What this task involves → Each line of the material must be repeated precisely, with the pictures left out.

Source records →
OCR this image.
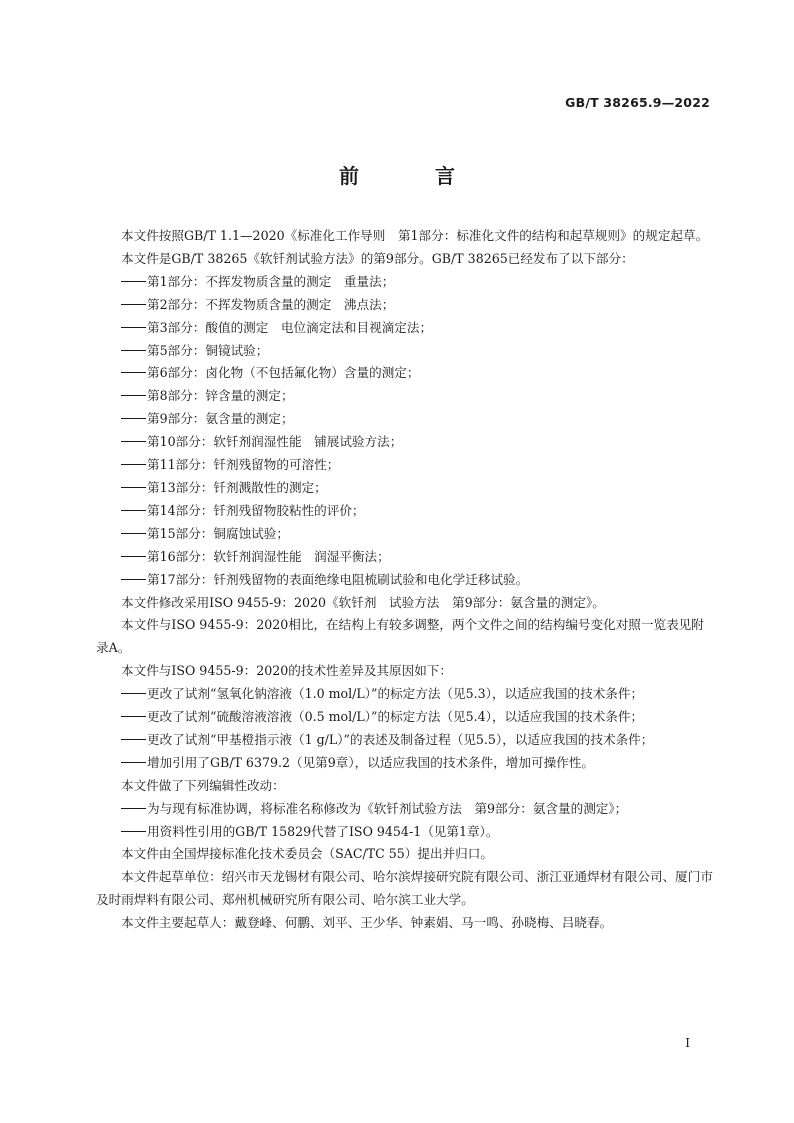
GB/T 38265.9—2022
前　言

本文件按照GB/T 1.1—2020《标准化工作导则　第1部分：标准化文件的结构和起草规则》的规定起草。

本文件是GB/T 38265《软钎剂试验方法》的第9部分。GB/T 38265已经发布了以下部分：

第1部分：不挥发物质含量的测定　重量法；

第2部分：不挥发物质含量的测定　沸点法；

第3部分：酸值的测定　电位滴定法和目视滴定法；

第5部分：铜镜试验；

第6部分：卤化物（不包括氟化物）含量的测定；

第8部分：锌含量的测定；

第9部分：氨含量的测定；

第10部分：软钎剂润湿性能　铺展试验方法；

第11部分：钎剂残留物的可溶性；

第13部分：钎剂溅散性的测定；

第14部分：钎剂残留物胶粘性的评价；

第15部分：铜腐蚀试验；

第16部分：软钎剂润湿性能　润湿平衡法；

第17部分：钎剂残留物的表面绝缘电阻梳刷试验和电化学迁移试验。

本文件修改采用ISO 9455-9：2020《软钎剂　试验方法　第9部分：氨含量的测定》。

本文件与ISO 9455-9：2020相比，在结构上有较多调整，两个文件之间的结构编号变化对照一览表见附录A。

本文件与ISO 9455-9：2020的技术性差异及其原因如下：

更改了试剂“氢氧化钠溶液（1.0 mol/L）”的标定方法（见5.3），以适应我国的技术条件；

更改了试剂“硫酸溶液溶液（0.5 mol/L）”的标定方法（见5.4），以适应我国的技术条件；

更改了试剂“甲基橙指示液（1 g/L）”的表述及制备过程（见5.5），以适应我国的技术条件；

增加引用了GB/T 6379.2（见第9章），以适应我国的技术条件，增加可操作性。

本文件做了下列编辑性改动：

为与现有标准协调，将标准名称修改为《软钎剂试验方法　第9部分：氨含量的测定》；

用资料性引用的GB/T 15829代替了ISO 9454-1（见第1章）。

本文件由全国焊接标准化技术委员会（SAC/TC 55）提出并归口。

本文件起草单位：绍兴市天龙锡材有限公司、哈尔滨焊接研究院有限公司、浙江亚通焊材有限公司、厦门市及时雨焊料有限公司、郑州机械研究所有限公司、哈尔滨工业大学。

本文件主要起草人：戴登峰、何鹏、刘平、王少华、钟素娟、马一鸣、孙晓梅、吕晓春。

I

Correct response →
OCR this image.
GB/T 38265.9—2022
前　言

本文件按照GB/T 1.1—2020《标准化工作导则　第1部分：标准化文件的结构和起草规则》的规定起草。

本文件是GB/T 38265《软钎剂试验方法》的第9部分。GB/T 38265已经发布了以下部分：

第1部分：不挥发物质含量的测定　重量法；

第2部分：不挥发物质含量的测定　沸点法；

第3部分：酸值的测定　电位滴定法和目视滴定法；

第5部分：铜镜试验；

第6部分：卤化物（不包括氟化物）含量的测定；

第8部分：锌含量的测定；

第9部分：氨含量的测定；

第10部分：软钎剂润湿性能　铺展试验方法；

第11部分：钎剂残留物的可溶性；

第13部分：钎剂溅散性的测定；

第14部分：钎剂残留物胶粘性的评价；

第15部分：铜腐蚀试验；

第16部分：软钎剂润湿性能　润湿平衡法；

第17部分：钎剂残留物的表面绝缘电阻梳刷试验和电化学迁移试验。

本文件修改采用ISO 9455-9：2020《软钎剂　试验方法　第9部分：氨含量的测定》。

本文件与ISO 9455-9：2020相比，在结构上有较多调整，两个文件之间的结构编号变化对照一览表见附录A。

本文件与ISO 9455-9：2020的技术性差异及其原因如下：

更改了试剂“氢氧化钠溶液（1.0 mol/L）”的标定方法（见5.3），以适应我国的技术条件；

更改了试剂“硫酸溶液溶液（0.5 mol/L）”的标定方法（见5.4），以适应我国的技术条件；

更改了试剂“甲基橙指示液（1 g/L）”的表述及制备过程（见5.5），以适应我国的技术条件；

增加引用了GB/T 6379.2（见第9章），以适应我国的技术条件，增加可操作性。

本文件做了下列编辑性改动：

为与现有标准协调，将标准名称修改为《软钎剂试验方法　第9部分：氨含量的测定》；

用资料性引用的GB/T 15829代替了ISO 9454-1（见第1章）。

本文件由全国焊接标准化技术委员会（SAC/TC 55）提出并归口。

本文件起草单位：绍兴市天龙锡材有限公司、哈尔滨焊接研究院有限公司、浙江亚通焊材有限公司、厦门市及时雨焊料有限公司、郑州机械研究所有限公司、哈尔滨工业大学。

本文件主要起草人：戴登峰、何鹏、刘平、王少华、钟素娟、马一鸣、孙晓梅、吕晓春。

I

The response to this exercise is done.